*Stated task*.
Only the pictures are to be left out; set down the rest of the records exactly.

*Available records*.
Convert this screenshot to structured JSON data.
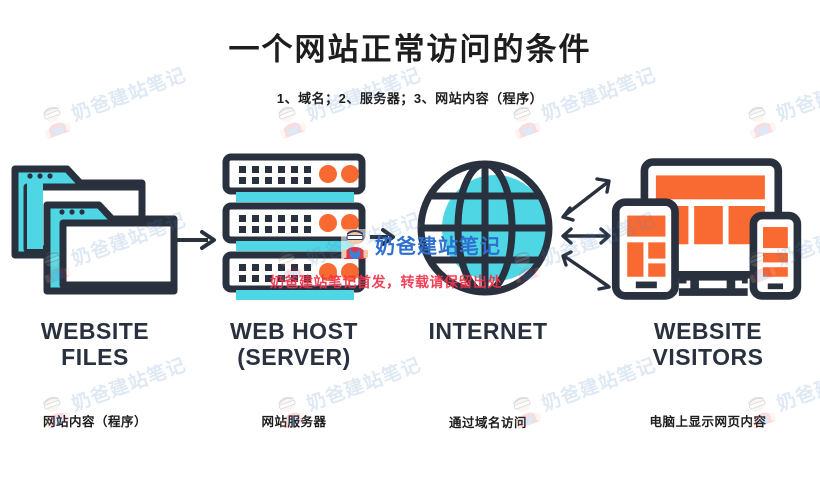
{
  "header": {
    "title": "一个网站正常访问的条件",
    "subtitle": "1、域名；2、服务器；3、网站内容（程序）"
  },
  "colors": {
    "cyan": "#4FD6E4",
    "orange": "#F96A32",
    "navy": "#29313F",
    "watermark_blue": "#4A7FBF",
    "notice_red": "#F0334A",
    "background": "#FFFFFF"
  },
  "columns": [
    {
      "key": "website-files",
      "icon": "stacked-folders-icon",
      "caption_en_line1": "WEBSITE",
      "caption_en_line2": "FILES",
      "caption_zh": "网站内容（程序）"
    },
    {
      "key": "web-host",
      "icon": "server-rack-icon",
      "caption_en_line1": "WEB HOST",
      "caption_en_line2": "(SERVER)",
      "caption_zh": "网站服务器"
    },
    {
      "key": "internet",
      "icon": "globe-icon",
      "caption_en_line1": "INTERNET",
      "caption_en_line2": "",
      "caption_zh": "通过域名访问"
    },
    {
      "key": "website-visitors",
      "icon": "devices-icon",
      "caption_en_line1": "WEBSITE",
      "caption_en_line2": "VISITORS",
      "caption_zh": "电脑上显示网页内容"
    }
  ],
  "arrows": {
    "files_to_host": "single-right-arrow",
    "host_to_internet": "single-right-arrow",
    "internet_to_visitors": "triple-double-headed-arrows"
  },
  "watermark": {
    "brand": "奶爸建站笔记",
    "notice": "奶爸建站笔记首发，转载请保留出处",
    "logo": "mascot-avatar-icon"
  }
}
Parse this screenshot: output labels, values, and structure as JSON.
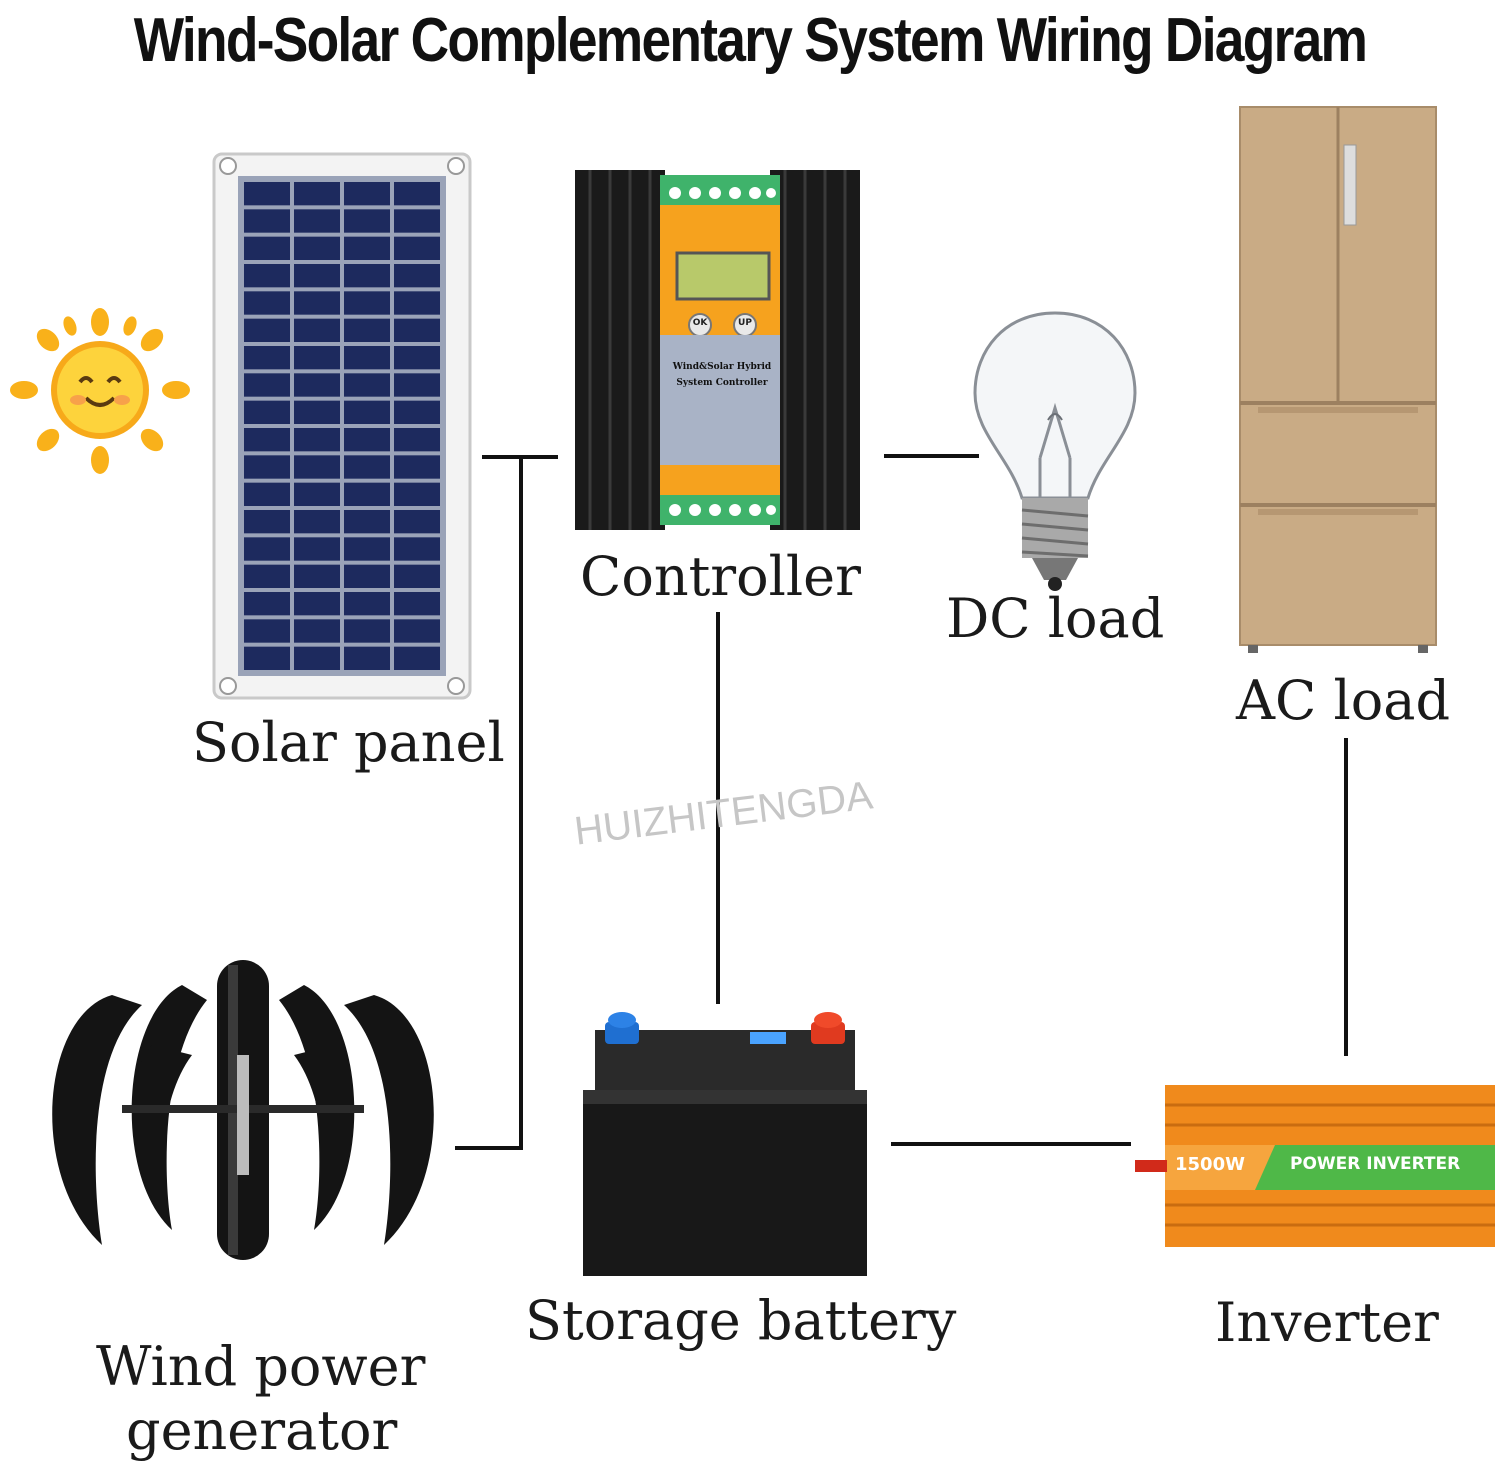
{
  "title": "Wind-Solar Complementary System Wiring Diagram",
  "labels": {
    "solar_panel": "Solar panel",
    "controller": "Controller",
    "dc_load": "DC load",
    "ac_load": "AC load",
    "storage_battery": "Storage battery",
    "inverter": "Inverter",
    "wind_line1": "Wind power",
    "wind_line2": "generator"
  },
  "watermark": "HUIZHITENGDA",
  "controller_panel": {
    "ok": "OK",
    "up": "UP",
    "name_line1": "Wind&Solar Hybrid",
    "name_line2": "System Controller"
  },
  "inverter_panel": {
    "rating": "1500W",
    "name": "POWER INVERTER"
  },
  "colors": {
    "controller_orange": "#f6a21e",
    "terminal_green": "#3fb36b",
    "inverter_orange": "#f08a1c",
    "inverter_green": "#4fb848",
    "sun_yellow": "#f9b11a",
    "fridge_gold": "#c9ab85",
    "solar_cell": "#1d2a5e"
  }
}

*Correct answer*.
Convert this screenshot to structured JSON data.
{
  "header": {
    "title": "一个网站正常访问的条件",
    "subtitle": "1、域名；2、服务器；3、网站内容（程序）"
  },
  "colors": {
    "cyan": "#4FD6E4",
    "orange": "#F96A32",
    "navy": "#29313F",
    "watermark_blue": "#4A7FBF",
    "notice_red": "#F0334A",
    "background": "#FFFFFF"
  },
  "columns": [
    {
      "key": "website-files",
      "icon": "stacked-folders-icon",
      "caption_en_line1": "WEBSITE",
      "caption_en_line2": "FILES",
      "caption_zh": "网站内容（程序）"
    },
    {
      "key": "web-host",
      "icon": "server-rack-icon",
      "caption_en_line1": "WEB HOST",
      "caption_en_line2": "(SERVER)",
      "caption_zh": "网站服务器"
    },
    {
      "key": "internet",
      "icon": "globe-icon",
      "caption_en_line1": "INTERNET",
      "caption_en_line2": "",
      "caption_zh": "通过域名访问"
    },
    {
      "key": "website-visitors",
      "icon": "devices-icon",
      "caption_en_line1": "WEBSITE",
      "caption_en_line2": "VISITORS",
      "caption_zh": "电脑上显示网页内容"
    }
  ],
  "arrows": {
    "files_to_host": "single-right-arrow",
    "host_to_internet": "single-right-arrow",
    "internet_to_visitors": "triple-double-headed-arrows"
  },
  "watermark": {
    "brand": "奶爸建站笔记",
    "notice": "奶爸建站笔记首发，转载请保留出处",
    "logo": "mascot-avatar-icon"
  }
}
Parse this screenshot: output labels, values, and structure as JSON.
{
  "title": "Wind-Solar Complementary System Wiring Diagram",
  "labels": {
    "solar_panel": "Solar panel",
    "controller": "Controller",
    "dc_load": "DC load",
    "ac_load": "AC load",
    "storage_battery": "Storage battery",
    "inverter": "Inverter",
    "wind_line1": "Wind power",
    "wind_line2": "generator"
  },
  "watermark": "HUIZHITENGDA",
  "controller_panel": {
    "ok": "OK",
    "up": "UP",
    "name_line1": "Wind&Solar Hybrid",
    "name_line2": "System Controller"
  },
  "inverter_panel": {
    "rating": "1500W",
    "name": "POWER INVERTER"
  },
  "colors": {
    "controller_orange": "#f6a21e",
    "terminal_green": "#3fb36b",
    "inverter_orange": "#f08a1c",
    "inverter_green": "#4fb848",
    "sun_yellow": "#f9b11a",
    "fridge_gold": "#c9ab85",
    "solar_cell": "#1d2a5e"
  }
}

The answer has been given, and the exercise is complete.